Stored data
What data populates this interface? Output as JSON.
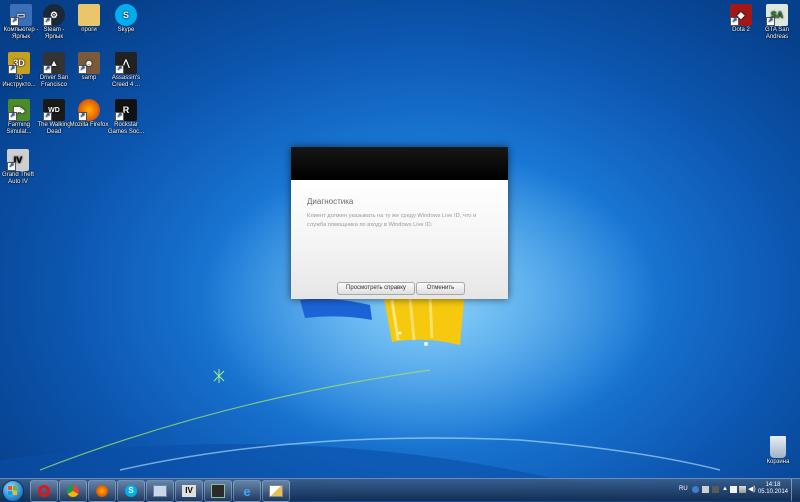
{
  "desktop": {
    "icons_left": [
      {
        "label": "Компьютер - Ярлык",
        "icon": "computer-icon",
        "color": "#3b6fb8"
      },
      {
        "label": "Steam - Ярлык",
        "icon": "steam-icon",
        "color": "#1b2838"
      },
      {
        "label": "проги",
        "icon": "folder-icon",
        "color": "#e9c66b"
      },
      {
        "label": "Skype",
        "icon": "skype-icon",
        "color": "#00aff0"
      },
      {
        "label": "3D Инструкто...",
        "icon": "3d-instructor-icon",
        "color": "#c8a020"
      },
      {
        "label": "Driver San Francisco",
        "icon": "driver-sf-icon",
        "color": "#333333"
      },
      {
        "label": "samp",
        "icon": "samp-icon",
        "color": "#7a5a3a"
      },
      {
        "label": "Assassin's Creed 4 ...",
        "icon": "assassins-creed-icon",
        "color": "#222222"
      },
      {
        "label": "Farming Simulat...",
        "icon": "farming-sim-icon",
        "color": "#4d8a2a"
      },
      {
        "label": "The Walking Dead",
        "icon": "walking-dead-icon",
        "color": "#1a1a1a"
      },
      {
        "label": "Mozilla Firefox",
        "icon": "firefox-icon",
        "color": "#e66000"
      },
      {
        "label": "Rockstar Games Soc...",
        "icon": "rockstar-icon",
        "color": "#111111"
      },
      {
        "label": "Grand Theft Auto IV",
        "icon": "gta4-icon",
        "color": "#cfcfcf"
      }
    ],
    "icons_right": [
      {
        "label": "Dota 2",
        "icon": "dota2-icon",
        "color": "#a01818"
      },
      {
        "label": "GTA San Andreas",
        "icon": "gta-sa-icon",
        "color": "#dfe8df"
      }
    ],
    "recycle_bin": {
      "label": "Корзина",
      "icon": "recycle-bin-icon"
    }
  },
  "dialog": {
    "title": "Диагностика",
    "message": "Клиент должен указывать на ту же среду Windows Live ID, что и служба помощника по входу в Windows Live ID.",
    "help_button": "Просмотреть справку",
    "cancel_button": "Отменить"
  },
  "taskbar": {
    "pinned": [
      {
        "icon": "opera-icon"
      },
      {
        "icon": "chrome-icon"
      },
      {
        "icon": "firefox-icon"
      },
      {
        "icon": "skype-icon"
      },
      {
        "icon": "network-app-icon"
      },
      {
        "icon": "gta4-icon"
      },
      {
        "icon": "gta-sa-icon"
      },
      {
        "icon": "internet-explorer-icon"
      },
      {
        "icon": "paint-icon"
      }
    ],
    "tray": {
      "language": "RU",
      "time": "14:18",
      "date": "05.10.2014"
    }
  },
  "colors": {
    "desktop_accent": "#1a79d6",
    "dialog_header": "#000000",
    "taskbar": "#2a4d7a"
  }
}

§ GIVEN TASK:
Pictures are excluded; repeat every record exactly.

§ RESULT FOR THIS TASK:
What data populates this interface? Output as JSON.
{
  "desktop": {
    "icons_left": [
      {
        "label": "Компьютер - Ярлык",
        "icon": "computer-icon",
        "color": "#3b6fb8"
      },
      {
        "label": "Steam - Ярлык",
        "icon": "steam-icon",
        "color": "#1b2838"
      },
      {
        "label": "проги",
        "icon": "folder-icon",
        "color": "#e9c66b"
      },
      {
        "label": "Skype",
        "icon": "skype-icon",
        "color": "#00aff0"
      },
      {
        "label": "3D Инструкто...",
        "icon": "3d-instructor-icon",
        "color": "#c8a020"
      },
      {
        "label": "Driver San Francisco",
        "icon": "driver-sf-icon",
        "color": "#333333"
      },
      {
        "label": "samp",
        "icon": "samp-icon",
        "color": "#7a5a3a"
      },
      {
        "label": "Assassin's Creed 4 ...",
        "icon": "assassins-creed-icon",
        "color": "#222222"
      },
      {
        "label": "Farming Simulat...",
        "icon": "farming-sim-icon",
        "color": "#4d8a2a"
      },
      {
        "label": "The Walking Dead",
        "icon": "walking-dead-icon",
        "color": "#1a1a1a"
      },
      {
        "label": "Mozilla Firefox",
        "icon": "firefox-icon",
        "color": "#e66000"
      },
      {
        "label": "Rockstar Games Soc...",
        "icon": "rockstar-icon",
        "color": "#111111"
      },
      {
        "label": "Grand Theft Auto IV",
        "icon": "gta4-icon",
        "color": "#cfcfcf"
      }
    ],
    "icons_right": [
      {
        "label": "Dota 2",
        "icon": "dota2-icon",
        "color": "#a01818"
      },
      {
        "label": "GTA San Andreas",
        "icon": "gta-sa-icon",
        "color": "#dfe8df"
      }
    ],
    "recycle_bin": {
      "label": "Корзина",
      "icon": "recycle-bin-icon"
    }
  },
  "dialog": {
    "title": "Диагностика",
    "message": "Клиент должен указывать на ту же среду Windows Live ID, что и служба помощника по входу в Windows Live ID.",
    "help_button": "Просмотреть справку",
    "cancel_button": "Отменить"
  },
  "taskbar": {
    "pinned": [
      {
        "icon": "opera-icon"
      },
      {
        "icon": "chrome-icon"
      },
      {
        "icon": "firefox-icon"
      },
      {
        "icon": "skype-icon"
      },
      {
        "icon": "network-app-icon"
      },
      {
        "icon": "gta4-icon"
      },
      {
        "icon": "gta-sa-icon"
      },
      {
        "icon": "internet-explorer-icon"
      },
      {
        "icon": "paint-icon"
      }
    ],
    "tray": {
      "language": "RU",
      "time": "14:18",
      "date": "05.10.2014"
    }
  },
  "colors": {
    "desktop_accent": "#1a79d6",
    "dialog_header": "#000000",
    "taskbar": "#2a4d7a"
  }
}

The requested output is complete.